TO DO = Copy every line of the listing that holds the string "name".

.....

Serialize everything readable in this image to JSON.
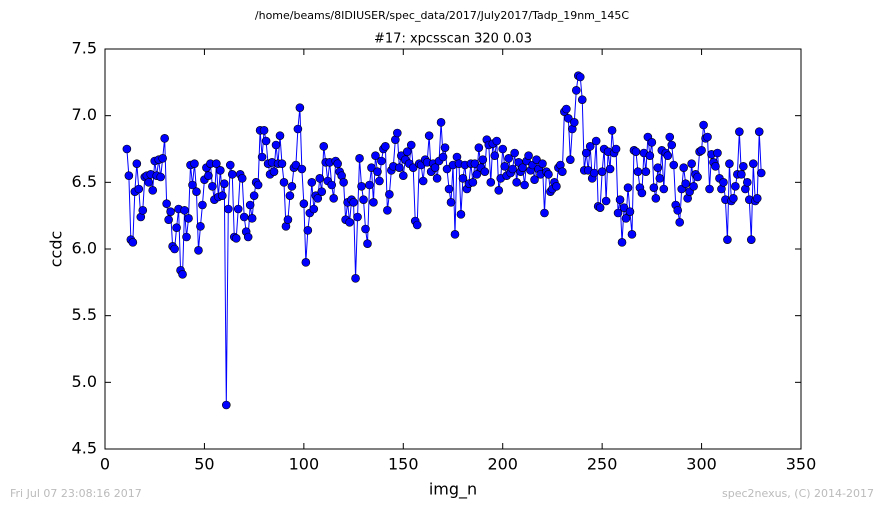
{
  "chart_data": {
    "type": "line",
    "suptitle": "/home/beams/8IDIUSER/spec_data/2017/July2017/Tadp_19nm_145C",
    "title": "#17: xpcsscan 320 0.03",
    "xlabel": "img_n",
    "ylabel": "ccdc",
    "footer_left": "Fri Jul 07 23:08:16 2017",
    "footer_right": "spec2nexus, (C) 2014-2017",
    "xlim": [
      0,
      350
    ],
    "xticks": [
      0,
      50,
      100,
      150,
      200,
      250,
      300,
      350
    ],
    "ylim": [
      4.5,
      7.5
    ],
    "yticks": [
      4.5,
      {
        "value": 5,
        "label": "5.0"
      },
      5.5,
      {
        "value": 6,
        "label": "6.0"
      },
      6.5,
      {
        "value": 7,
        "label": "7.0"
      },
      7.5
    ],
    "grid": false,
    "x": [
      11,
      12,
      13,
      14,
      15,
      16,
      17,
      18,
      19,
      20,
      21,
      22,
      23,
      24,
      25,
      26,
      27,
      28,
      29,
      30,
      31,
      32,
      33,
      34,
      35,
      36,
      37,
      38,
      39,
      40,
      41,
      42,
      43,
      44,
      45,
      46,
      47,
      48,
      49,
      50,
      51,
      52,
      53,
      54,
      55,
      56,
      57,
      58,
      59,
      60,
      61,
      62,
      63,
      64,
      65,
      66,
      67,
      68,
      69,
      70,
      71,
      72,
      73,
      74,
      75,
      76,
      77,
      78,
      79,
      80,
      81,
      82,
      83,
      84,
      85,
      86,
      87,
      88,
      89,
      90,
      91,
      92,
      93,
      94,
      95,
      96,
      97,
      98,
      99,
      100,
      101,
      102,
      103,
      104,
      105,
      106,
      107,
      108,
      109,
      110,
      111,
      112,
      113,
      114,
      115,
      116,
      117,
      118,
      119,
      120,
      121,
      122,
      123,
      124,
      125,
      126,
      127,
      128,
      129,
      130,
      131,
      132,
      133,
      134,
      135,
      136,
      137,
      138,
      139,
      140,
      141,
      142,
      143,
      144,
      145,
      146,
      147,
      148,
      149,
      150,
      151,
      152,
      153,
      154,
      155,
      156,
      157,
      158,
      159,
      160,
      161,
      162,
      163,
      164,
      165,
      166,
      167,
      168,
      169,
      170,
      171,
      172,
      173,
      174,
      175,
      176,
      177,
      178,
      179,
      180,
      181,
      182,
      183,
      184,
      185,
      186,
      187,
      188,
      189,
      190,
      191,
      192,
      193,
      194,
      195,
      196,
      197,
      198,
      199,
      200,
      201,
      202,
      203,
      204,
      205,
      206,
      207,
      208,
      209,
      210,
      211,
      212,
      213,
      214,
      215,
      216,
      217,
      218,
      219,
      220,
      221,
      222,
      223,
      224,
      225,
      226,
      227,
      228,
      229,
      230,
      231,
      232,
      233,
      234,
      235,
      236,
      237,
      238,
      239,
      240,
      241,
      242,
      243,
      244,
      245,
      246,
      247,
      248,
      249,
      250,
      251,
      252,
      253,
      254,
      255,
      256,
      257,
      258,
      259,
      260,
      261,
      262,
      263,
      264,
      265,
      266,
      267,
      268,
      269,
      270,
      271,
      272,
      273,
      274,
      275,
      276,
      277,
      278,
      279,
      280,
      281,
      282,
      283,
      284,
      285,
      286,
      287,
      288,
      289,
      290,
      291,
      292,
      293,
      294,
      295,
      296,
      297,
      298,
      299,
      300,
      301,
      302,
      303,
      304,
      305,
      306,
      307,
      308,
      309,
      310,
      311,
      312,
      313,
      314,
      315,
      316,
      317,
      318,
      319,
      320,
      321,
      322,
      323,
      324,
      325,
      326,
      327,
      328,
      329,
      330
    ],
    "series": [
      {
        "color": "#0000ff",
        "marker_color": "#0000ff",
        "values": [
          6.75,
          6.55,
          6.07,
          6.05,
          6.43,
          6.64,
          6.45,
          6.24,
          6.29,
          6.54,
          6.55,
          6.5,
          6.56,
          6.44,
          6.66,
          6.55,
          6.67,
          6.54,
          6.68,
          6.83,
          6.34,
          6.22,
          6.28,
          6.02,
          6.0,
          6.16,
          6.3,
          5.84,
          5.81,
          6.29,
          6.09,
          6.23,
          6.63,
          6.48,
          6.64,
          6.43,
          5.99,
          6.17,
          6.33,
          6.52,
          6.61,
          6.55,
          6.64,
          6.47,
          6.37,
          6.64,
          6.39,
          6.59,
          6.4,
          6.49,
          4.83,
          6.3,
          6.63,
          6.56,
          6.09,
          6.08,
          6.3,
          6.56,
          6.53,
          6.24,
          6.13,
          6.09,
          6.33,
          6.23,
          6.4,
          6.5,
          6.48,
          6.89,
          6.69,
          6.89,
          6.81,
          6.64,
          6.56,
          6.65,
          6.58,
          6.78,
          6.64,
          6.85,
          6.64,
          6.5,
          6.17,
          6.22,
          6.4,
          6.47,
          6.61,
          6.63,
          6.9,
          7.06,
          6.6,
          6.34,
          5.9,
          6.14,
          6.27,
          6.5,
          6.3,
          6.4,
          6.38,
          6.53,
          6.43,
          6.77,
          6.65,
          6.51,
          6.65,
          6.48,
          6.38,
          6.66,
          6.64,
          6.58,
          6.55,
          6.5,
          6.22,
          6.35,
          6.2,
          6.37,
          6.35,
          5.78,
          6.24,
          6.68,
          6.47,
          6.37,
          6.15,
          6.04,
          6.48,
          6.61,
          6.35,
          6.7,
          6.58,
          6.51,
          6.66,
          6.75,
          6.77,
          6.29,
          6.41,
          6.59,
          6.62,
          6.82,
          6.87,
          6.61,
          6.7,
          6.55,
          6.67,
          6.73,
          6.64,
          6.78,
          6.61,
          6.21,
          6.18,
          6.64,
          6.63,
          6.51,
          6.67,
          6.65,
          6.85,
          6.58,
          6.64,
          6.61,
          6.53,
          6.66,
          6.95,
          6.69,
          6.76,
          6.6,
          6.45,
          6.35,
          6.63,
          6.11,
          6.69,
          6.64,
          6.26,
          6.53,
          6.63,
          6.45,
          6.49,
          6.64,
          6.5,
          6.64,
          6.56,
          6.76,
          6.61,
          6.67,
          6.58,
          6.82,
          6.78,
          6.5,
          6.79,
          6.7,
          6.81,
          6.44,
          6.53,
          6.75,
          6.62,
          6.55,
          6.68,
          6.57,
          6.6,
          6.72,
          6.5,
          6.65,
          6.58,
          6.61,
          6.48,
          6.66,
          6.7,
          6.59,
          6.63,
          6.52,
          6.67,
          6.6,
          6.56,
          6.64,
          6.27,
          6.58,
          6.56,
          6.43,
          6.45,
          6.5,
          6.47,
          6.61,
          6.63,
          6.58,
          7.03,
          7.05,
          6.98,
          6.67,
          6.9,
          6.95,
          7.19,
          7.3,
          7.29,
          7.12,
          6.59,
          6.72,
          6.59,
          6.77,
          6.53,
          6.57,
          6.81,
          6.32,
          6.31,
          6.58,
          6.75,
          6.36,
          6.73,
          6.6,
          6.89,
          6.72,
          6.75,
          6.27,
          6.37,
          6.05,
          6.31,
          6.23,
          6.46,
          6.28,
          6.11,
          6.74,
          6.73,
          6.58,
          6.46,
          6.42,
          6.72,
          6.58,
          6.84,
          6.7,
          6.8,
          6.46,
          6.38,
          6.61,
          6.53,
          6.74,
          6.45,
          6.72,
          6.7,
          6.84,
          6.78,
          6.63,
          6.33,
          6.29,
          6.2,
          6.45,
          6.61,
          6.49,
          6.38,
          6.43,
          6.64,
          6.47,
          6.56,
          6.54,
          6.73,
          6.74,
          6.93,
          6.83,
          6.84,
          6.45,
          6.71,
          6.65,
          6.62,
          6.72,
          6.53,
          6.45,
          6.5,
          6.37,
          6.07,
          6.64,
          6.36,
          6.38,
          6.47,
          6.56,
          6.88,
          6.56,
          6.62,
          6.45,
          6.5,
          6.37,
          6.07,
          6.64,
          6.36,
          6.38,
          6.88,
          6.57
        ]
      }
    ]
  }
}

.....

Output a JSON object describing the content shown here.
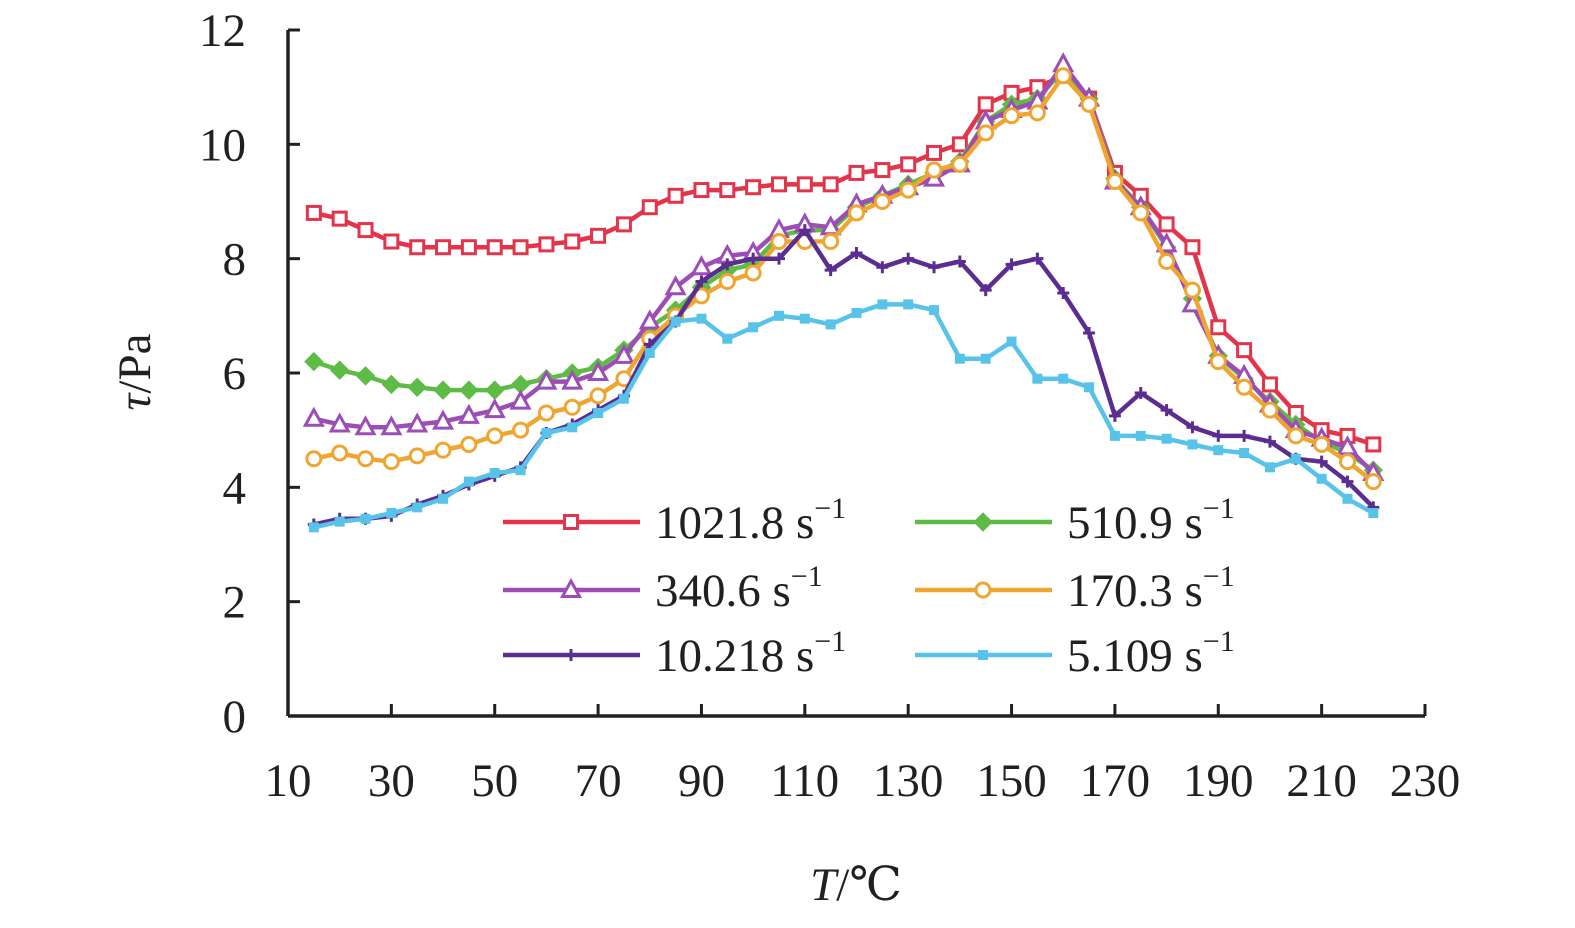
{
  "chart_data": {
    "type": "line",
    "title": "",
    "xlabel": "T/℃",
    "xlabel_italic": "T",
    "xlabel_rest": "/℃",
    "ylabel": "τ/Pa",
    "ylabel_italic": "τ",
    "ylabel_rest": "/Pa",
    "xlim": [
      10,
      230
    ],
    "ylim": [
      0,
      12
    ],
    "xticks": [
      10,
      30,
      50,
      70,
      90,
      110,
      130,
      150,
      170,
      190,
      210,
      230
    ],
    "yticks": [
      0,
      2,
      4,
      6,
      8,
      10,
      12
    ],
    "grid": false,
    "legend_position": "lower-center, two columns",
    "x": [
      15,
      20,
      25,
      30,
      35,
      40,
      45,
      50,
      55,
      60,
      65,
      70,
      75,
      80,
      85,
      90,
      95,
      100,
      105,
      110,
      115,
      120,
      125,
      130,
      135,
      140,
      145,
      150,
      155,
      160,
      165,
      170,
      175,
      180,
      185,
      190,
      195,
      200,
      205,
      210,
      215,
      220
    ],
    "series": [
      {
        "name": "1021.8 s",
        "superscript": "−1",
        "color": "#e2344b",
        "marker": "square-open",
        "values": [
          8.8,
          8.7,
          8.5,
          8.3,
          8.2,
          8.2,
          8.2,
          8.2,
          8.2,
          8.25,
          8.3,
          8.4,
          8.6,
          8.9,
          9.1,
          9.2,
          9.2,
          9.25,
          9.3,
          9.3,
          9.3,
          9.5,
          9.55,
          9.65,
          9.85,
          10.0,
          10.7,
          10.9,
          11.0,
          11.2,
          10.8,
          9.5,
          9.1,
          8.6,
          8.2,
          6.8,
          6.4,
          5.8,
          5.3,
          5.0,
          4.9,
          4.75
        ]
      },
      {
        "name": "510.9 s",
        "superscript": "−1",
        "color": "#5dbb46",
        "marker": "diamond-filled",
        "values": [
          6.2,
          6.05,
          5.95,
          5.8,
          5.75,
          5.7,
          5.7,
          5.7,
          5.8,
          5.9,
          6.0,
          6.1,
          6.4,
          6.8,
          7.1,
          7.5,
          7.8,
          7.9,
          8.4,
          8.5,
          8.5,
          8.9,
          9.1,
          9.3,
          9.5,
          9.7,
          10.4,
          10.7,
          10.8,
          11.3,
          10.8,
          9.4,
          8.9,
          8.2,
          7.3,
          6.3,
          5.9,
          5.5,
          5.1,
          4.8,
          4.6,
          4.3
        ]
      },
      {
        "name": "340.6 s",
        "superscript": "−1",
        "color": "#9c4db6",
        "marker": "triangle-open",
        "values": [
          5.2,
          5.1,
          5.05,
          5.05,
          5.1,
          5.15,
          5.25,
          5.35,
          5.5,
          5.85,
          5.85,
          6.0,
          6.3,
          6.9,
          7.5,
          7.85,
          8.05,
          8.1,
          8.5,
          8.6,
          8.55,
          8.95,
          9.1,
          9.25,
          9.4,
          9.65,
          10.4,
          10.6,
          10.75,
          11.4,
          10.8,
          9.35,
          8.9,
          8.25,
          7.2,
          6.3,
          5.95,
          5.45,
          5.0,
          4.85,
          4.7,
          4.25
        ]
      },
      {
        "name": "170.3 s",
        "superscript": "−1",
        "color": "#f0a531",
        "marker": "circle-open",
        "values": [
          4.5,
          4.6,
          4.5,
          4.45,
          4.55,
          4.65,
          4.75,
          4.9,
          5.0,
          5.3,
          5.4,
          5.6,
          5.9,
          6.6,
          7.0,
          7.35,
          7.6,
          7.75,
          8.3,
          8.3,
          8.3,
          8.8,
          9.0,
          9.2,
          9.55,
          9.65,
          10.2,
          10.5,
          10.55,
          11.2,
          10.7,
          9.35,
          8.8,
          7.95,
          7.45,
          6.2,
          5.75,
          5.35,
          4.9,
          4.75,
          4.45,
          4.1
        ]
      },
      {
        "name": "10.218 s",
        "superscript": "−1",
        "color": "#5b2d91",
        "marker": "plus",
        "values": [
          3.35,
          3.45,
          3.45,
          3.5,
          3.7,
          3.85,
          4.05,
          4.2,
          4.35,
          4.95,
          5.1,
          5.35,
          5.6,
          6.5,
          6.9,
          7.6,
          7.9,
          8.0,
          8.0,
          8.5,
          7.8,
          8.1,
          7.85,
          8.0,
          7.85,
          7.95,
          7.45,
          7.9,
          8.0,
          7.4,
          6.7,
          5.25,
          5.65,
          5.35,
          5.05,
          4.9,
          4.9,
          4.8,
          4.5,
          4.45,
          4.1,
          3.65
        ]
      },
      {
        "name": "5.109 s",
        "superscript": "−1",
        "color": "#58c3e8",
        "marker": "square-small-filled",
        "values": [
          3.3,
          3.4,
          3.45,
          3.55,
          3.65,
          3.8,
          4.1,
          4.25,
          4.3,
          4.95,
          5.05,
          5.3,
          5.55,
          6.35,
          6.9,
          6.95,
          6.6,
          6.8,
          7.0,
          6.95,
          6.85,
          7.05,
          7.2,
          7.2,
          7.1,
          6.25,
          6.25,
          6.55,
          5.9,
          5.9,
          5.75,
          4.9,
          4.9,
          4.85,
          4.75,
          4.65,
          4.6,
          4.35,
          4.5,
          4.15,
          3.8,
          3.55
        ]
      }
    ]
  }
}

.....

SOLVED EXERCISE =
        "name": "1021.8 s",
        "name": "510.9 s",
        "name": "340.6 s",
        "name": "170.3 s",
        "name": "10.218 s",
        "name": "5.109 s",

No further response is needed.